● Written request: Can you print the data exactly and leave out each image?

--- start of Exercise input ---

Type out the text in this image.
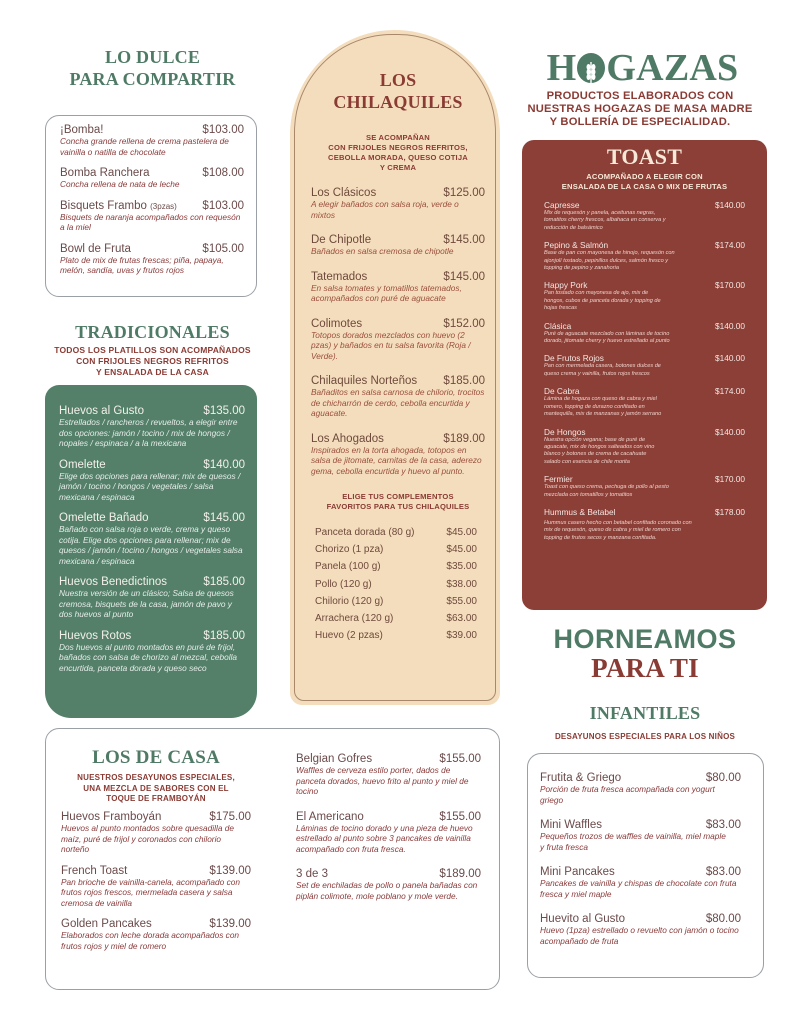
LO DULCE
PARA COMPARTIR
¡Bomba!	$103.00
Concha grande rellena de crema pastelera de vainilla o natilla de chocolate
Bomba Ranchera	$108.00
Concha rellena de nata de leche
Bisquets Frambo (3pzas) $103.00
Bisquets de naranja acompañados con requesón a la miel
Bowl de Fruta	$105.00
Plato de mix de frutas frescas; piña, papaya, melón, sandía, uvas y frutos rojos
TRADICIONALES
TODOS LOS PLATILLOS SON ACOMPAÑADOS
CON FRIJOLES NEGROS REFRITOS
Y ENSALADA DE LA CASA
Huevos al Gusto	$135.00
Estrellados / rancheros / revueltos, a elegir entre dos opciones: jamón / tocino / mix de hongos / nopales / espinaca / a la mexicana
Omelette	$140.00
Elige dos opciones para rellenar; mix de quesos / jamón / tocino / hongos / vegetales / salsa mexicana / espinaca
Omelette Bañado	$145.00
Bañado con salsa roja o verde, crema y queso cotija. Elige dos opciones para rellenar; mix de quesos / jamón / tocino / hongos / vegetales salsa mexicana / espinaca
Huevos Benedictinos	$185.00
Nuestra versión de un clásico; Salsa de quesos cremosa, bisquets de la casa, jamón de pavo y dos huevos al punto
Huevos Rotos	$185.00
Dos huevos al punto montados en puré de frijol, bañados con salsa de chorizo al mezcal, cebolla encurtida, panceta dorada y queso seco
LOS
CHILAQUILES
SE ACOMPAÑAN
CON FRIJOLES NEGROS REFRITOS,
CEBOLLA MORADA, QUESO COTIJA
Y CREMA
Los Clásicos	$125.00
A elegir bañados con salsa roja, verde o mixtos
De Chipotle	$145.00
Bañados en salsa cremosa de chipotle
Tatemados	$145.00
En salsa tomates y tomatillos tatemados, acompañados con puré de aguacate
Colimotes	$152.00
Totopos dorados mezclados con huevo (2 pzas) y bañados en tu salsa favorita (Roja / Verde).
Chilaquiles Norteños $185.00
Bañaditos en salsa carnosa de chilorio, trocitos de chicharrón de cerdo, cebolla encurtida y aguacate.
Los Ahogados	$189.00
Inspirados en la torta ahogada, totopos en salsa de jitomate, carnitas de la casa, aderezo gema, cebolla encurtida y huevo al punto.
ELIGE TUS COMPLEMENTOS
FAVORITOS PARA TUS CHILAQUILES
Panceta dorada (80 g)	$45.00
Chorizo (1 pza)	$45.00
Panela (100 g)	$35.00
Pollo (120 g)	$38.00
Chilorio (120 g)	$55.00
Arrachera (120 g)	$63.00
Huevo (2 pzas)	$39.00
H GAZAS
PRODUCTOS ELABORADOS CON
NUESTRAS HOGAZAS DE MASA MADRE
Y BOLLERÍA DE ESPECIALIDAD.
TOAST
ACOMPAÑADO A ELEGIR CON
ENSALADA DE LA CASA O MIX DE FRUTAS
Capresse	$140.00
Mix de requesón y panela, aceitunas negras, tomatitos cherry frescos, albahaca en conserva y reducción de balsámico
Pepino & Salmón	$174.00
Base de pan con mayonesa de hinojo, requesón con ajonjolí tostado, pepinillos dulces, salmón fresco y topping de pepino y zanahoria
Happy Pork	$170.00
Pan tostado con mayonesa de ajo, mix de hongos, cubos de panceta dorada y topping de hojas frescas
Clásica	$140.00
Puré de aguacate mezclado con láminas de tocino dorado, jitomate cherry y huevo estrellado al punto
De Frutos Rojos	$140.00
Pan con mermelada casera, botones dulces de queso crema y vainilla, frutos rojos frescos
De Cabra	$174.00
Lámina de hogaza con queso de cabra y miel romero, topping de durazno confitado en mantequilla, mix de manzanas y jamón serrano
De Hongos	$140.00
Nuestra opción vegana; base de puré de aguacate, mix de hongos salteados con vino blanco y botones de crema de cacahuate salado con esencia de chile morita
Fermier	$170.00
Toast con queso crema, pechuga de pollo al pesto mezclada con tomatillos y tomatitos
Hummus & Betabel	$178.00
Hummus casero hecho con betabel confitado coronado con mix de requesón, queso de cabra y miel de romero con topping de frutos secos y manzana confitada.
HORNEAMOS
PARA TI
INFANTILES
DESAYUNOS ESPECIALES PARA LOS NIÑOS
Frutita & Griego	$80.00
Porción de fruta fresca acompañada con yogurt griego
Mini Waffles	$83.00
Pequeños trozos de waffles de vainilla, miel maple y fruta fresca
Mini Pancakes	$83.00
Pancakes de vainilla y chispas de chocolate con fruta fresca y miel maple
Huevito al Gusto	$80.00
Huevo (1pza) estrellado o revuelto con jamón o tocino acompañado de fruta
LOS DE CASA
NUESTROS DESAYUNOS ESPECIALES,
UNA MEZCLA DE SABORES CON EL
TOQUE DE FRAMBOYÁN
Huevos Framboyán	$175.00
Huevos al punto montados sobre quesadilla de maíz, puré de frijol y coronados con chilorio norteño
French Toast	$139.00
Pan brioche de vainilla-canela, acompañado con frutos rojos frescos, mermelada casera y salsa cremosa de vainilla
Golden Pancakes	$139.00
Elaborados con leche dorada acompañados con frutos rojos y miel de romero
Belgian Gofres	$155.00
Waffles de cerveza estilo porter, dados de panceta dorados, huevo frito al punto y miel de tocino
El Americano	$155.00
Láminas de tocino dorado y una pieza de huevo estrellado al punto sobre 3 pancakes de vainilla acompañado con fruta fresca.
3 de 3	$189.00
Set de enchiladas de pollo o panela bañadas con piplán colimote, mole poblano y mole verde.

--- end of Exercise input ---

● Response to this task:
Type out the text in this image.
LO DULCE
PARA COMPARTIR
¡Bomba!	$103.00
Concha grande rellena de crema pastelera de vainilla o natilla de chocolate
Bomba Ranchera	$108.00
Concha rellena de nata de leche
Bisquets Frambo (3pzas) $103.00
Bisquets de naranja acompañados con requesón a la miel
Bowl de Fruta	$105.00
Plato de mix de frutas frescas; piña, papaya, melón, sandía, uvas y frutos rojos
TRADICIONALES
TODOS LOS PLATILLOS SON ACOMPAÑADOS
CON FRIJOLES NEGROS REFRITOS
Y ENSALADA DE LA CASA
Huevos al Gusto	$135.00
Estrellados / rancheros / revueltos, a elegir entre dos opciones: jamón / tocino / mix de hongos / nopales / espinaca / a la mexicana
Omelette	$140.00
Elige dos opciones para rellenar; mix de quesos / jamón / tocino / hongos / vegetales / salsa mexicana / espinaca
Omelette Bañado	$145.00
Bañado con salsa roja o verde, crema y queso cotija. Elige dos opciones para rellenar; mix de quesos / jamón / tocino / hongos / vegetales salsa mexicana / espinaca
Huevos Benedictinos	$185.00
Nuestra versión de un clásico; Salsa de quesos cremosa, bisquets de la casa, jamón de pavo y dos huevos al punto
Huevos Rotos	$185.00
Dos huevos al punto montados en puré de frijol, bañados con salsa de chorizo al mezcal, cebolla encurtida, panceta dorada y queso seco
LOS
CHILAQUILES
SE ACOMPAÑAN
CON FRIJOLES NEGROS REFRITOS,
CEBOLLA MORADA, QUESO COTIJA
Y CREMA
Los Clásicos	$125.00
A elegir bañados con salsa roja, verde o mixtos
De Chipotle	$145.00
Bañados en salsa cremosa de chipotle
Tatemados	$145.00
En salsa tomates y tomatillos tatemados, acompañados con puré de aguacate
Colimotes	$152.00
Totopos dorados mezclados con huevo (2 pzas) y bañados en tu salsa favorita (Roja / Verde).
Chilaquiles Norteños $185.00
Bañaditos en salsa carnosa de chilorio, trocitos de chicharrón de cerdo, cebolla encurtida y aguacate.
Los Ahogados	$189.00
Inspirados en la torta ahogada, totopos en salsa de jitomate, carnitas de la casa, aderezo gema, cebolla encurtida y huevo al punto.
ELIGE TUS COMPLEMENTOS
FAVORITOS PARA TUS CHILAQUILES
Panceta dorada (80 g)	$45.00
Chorizo (1 pza)	$45.00
Panela (100 g)	$35.00
Pollo (120 g)	$38.00
Chilorio (120 g)	$55.00
Arrachera (120 g)	$63.00
Huevo (2 pzas)	$39.00
H GAZAS
PRODUCTOS ELABORADOS CON
NUESTRAS HOGAZAS DE MASA MADRE
Y BOLLERÍA DE ESPECIALIDAD.
TOAST
ACOMPAÑADO A ELEGIR CON
ENSALADA DE LA CASA O MIX DE FRUTAS
Capresse	$140.00
Mix de requesón y panela, aceitunas negras, tomatitos cherry frescos, albahaca en conserva y reducción de balsámico
Pepino & Salmón	$174.00
Base de pan con mayonesa de hinojo, requesón con ajonjolí tostado, pepinillos dulces, salmón fresco y topping de pepino y zanahoria
Happy Pork	$170.00
Pan tostado con mayonesa de ajo, mix de hongos, cubos de panceta dorada y topping de hojas frescas
Clásica	$140.00
Puré de aguacate mezclado con láminas de tocino dorado, jitomate cherry y huevo estrellado al punto
De Frutos Rojos	$140.00
Pan con mermelada casera, botones dulces de queso crema y vainilla, frutos rojos frescos
De Cabra	$174.00
Lámina de hogaza con queso de cabra y miel romero, topping de durazno confitado en mantequilla, mix de manzanas y jamón serrano
De Hongos	$140.00
Nuestra opción vegana; base de puré de aguacate, mix de hongos salteados con vino blanco y botones de crema de cacahuate salado con esencia de chile morita
Fermier	$170.00
Toast con queso crema, pechuga de pollo al pesto mezclada con tomatillos y tomatitos
Hummus & Betabel	$178.00
Hummus casero hecho con betabel confitado coronado con mix de requesón, queso de cabra y miel de romero con topping de frutos secos y manzana confitada.
HORNEAMOS
PARA TI
INFANTILES
DESAYUNOS ESPECIALES PARA LOS NIÑOS
Frutita & Griego	$80.00
Porción de fruta fresca acompañada con yogurt griego
Mini Waffles	$83.00
Pequeños trozos de waffles de vainilla, miel maple y fruta fresca
Mini Pancakes	$83.00
Pancakes de vainilla y chispas de chocolate con fruta fresca y miel maple
Huevito al Gusto	$80.00
Huevo (1pza) estrellado o revuelto con jamón o tocino acompañado de fruta
LOS DE CASA
NUESTROS DESAYUNOS ESPECIALES,
UNA MEZCLA DE SABORES CON EL
TOQUE DE FRAMBOYÁN
Huevos Framboyán	$175.00
Huevos al punto montados sobre quesadilla de maíz, puré de frijol y coronados con chilorio norteño
French Toast	$139.00
Pan brioche de vainilla-canela, acompañado con frutos rojos frescos, mermelada casera y salsa cremosa de vainilla
Golden Pancakes	$139.00
Elaborados con leche dorada acompañados con frutos rojos y miel de romero
Belgian Gofres	$155.00
Waffles de cerveza estilo porter, dados de panceta dorados, huevo frito al punto y miel de tocino
El Americano	$155.00
Láminas de tocino dorado y una pieza de huevo estrellado al punto sobre 3 pancakes de vainilla acompañado con fruta fresca.
3 de 3	$189.00
Set de enchiladas de pollo o panela bañadas con piplán colimote, mole poblano y mole verde.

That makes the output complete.